◆ Your goal ◆
Print all the records exactly, please.

>> start Listing

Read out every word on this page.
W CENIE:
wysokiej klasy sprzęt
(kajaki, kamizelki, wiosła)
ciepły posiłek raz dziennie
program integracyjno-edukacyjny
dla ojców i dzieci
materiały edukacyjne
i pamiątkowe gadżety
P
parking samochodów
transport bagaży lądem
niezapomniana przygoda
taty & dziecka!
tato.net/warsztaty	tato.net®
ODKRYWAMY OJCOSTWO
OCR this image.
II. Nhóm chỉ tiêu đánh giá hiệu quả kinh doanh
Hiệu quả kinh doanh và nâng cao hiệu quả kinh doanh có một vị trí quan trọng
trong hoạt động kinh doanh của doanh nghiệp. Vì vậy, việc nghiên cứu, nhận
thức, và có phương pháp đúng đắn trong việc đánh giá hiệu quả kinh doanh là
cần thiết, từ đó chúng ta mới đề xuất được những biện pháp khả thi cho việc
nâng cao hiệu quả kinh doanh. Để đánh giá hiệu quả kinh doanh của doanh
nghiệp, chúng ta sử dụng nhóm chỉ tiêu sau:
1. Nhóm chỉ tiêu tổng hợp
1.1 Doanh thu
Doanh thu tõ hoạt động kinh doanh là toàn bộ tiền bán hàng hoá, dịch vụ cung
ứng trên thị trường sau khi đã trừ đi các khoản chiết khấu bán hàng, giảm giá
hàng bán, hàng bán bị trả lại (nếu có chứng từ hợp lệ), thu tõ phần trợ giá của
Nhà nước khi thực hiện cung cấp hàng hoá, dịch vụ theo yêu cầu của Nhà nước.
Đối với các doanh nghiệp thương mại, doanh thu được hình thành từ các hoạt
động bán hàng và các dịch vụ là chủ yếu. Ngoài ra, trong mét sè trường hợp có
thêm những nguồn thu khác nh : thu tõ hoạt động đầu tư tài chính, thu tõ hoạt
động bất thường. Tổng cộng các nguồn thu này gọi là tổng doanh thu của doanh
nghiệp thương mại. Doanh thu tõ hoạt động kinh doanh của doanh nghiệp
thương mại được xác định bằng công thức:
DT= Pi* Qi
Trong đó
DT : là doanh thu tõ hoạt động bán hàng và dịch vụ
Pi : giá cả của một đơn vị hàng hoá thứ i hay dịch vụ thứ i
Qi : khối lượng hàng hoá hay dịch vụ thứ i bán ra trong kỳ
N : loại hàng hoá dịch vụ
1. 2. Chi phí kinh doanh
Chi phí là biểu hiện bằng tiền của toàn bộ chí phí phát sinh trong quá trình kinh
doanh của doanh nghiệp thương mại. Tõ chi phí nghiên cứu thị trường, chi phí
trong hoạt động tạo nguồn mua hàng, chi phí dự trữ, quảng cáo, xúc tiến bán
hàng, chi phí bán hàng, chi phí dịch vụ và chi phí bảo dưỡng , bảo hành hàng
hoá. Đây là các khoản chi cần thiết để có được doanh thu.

>> end Listing

◆ Written solution ◆
Read out every word on this page.
W CENIE:
wysokiej klasy sprzęt
(kajaki, kamizelki, wiosła)
ciepły posiłek raz dziennie
program integracyjno-edukacyjny
dla ojców i dzieci
materiały edukacyjne
i pamiątkowe gadżety
P
parking samochodów
transport bagaży lądem
niezapomniana przygoda
taty & dziecka!
tato.net/warsztaty	tato.net®
ODKRYWAMY OJCOSTWO
OCR this image.
II. Nhóm chỉ tiêu đánh giá hiệu quả kinh doanh
Hiệu quả kinh doanh và nâng cao hiệu quả kinh doanh có một vị trí quan trọng
trong hoạt động kinh doanh của doanh nghiệp. Vì vậy, việc nghiên cứu, nhận
thức, và có phương pháp đúng đắn trong việc đánh giá hiệu quả kinh doanh là
cần thiết, từ đó chúng ta mới đề xuất được những biện pháp khả thi cho việc
nâng cao hiệu quả kinh doanh. Để đánh giá hiệu quả kinh doanh của doanh
nghiệp, chúng ta sử dụng nhóm chỉ tiêu sau:
1. Nhóm chỉ tiêu tổng hợp
1.1 Doanh thu
Doanh thu tõ hoạt động kinh doanh là toàn bộ tiền bán hàng hoá, dịch vụ cung
ứng trên thị trường sau khi đã trừ đi các khoản chiết khấu bán hàng, giảm giá
hàng bán, hàng bán bị trả lại (nếu có chứng từ hợp lệ), thu tõ phần trợ giá của
Nhà nước khi thực hiện cung cấp hàng hoá, dịch vụ theo yêu cầu của Nhà nước.
Đối với các doanh nghiệp thương mại, doanh thu được hình thành từ các hoạt
động bán hàng và các dịch vụ là chủ yếu. Ngoài ra, trong mét sè trường hợp có
thêm những nguồn thu khác nh : thu tõ hoạt động đầu tư tài chính, thu tõ hoạt
động bất thường. Tổng cộng các nguồn thu này gọi là tổng doanh thu của doanh
nghiệp thương mại. Doanh thu tõ hoạt động kinh doanh của doanh nghiệp
thương mại được xác định bằng công thức:
DT= Pi* Qi
Trong đó
DT : là doanh thu tõ hoạt động bán hàng và dịch vụ
Pi : giá cả của một đơn vị hàng hoá thứ i hay dịch vụ thứ i
Qi : khối lượng hàng hoá hay dịch vụ thứ i bán ra trong kỳ
N : loại hàng hoá dịch vụ
1. 2. Chi phí kinh doanh
Chi phí là biểu hiện bằng tiền của toàn bộ chí phí phát sinh trong quá trình kinh
doanh của doanh nghiệp thương mại. Tõ chi phí nghiên cứu thị trường, chi phí
trong hoạt động tạo nguồn mua hàng, chi phí dự trữ, quảng cáo, xúc tiến bán
hàng, chi phí bán hàng, chi phí dịch vụ và chi phí bảo dưỡng , bảo hành hàng
hoá. Đây là các khoản chi cần thiết để có được doanh thu.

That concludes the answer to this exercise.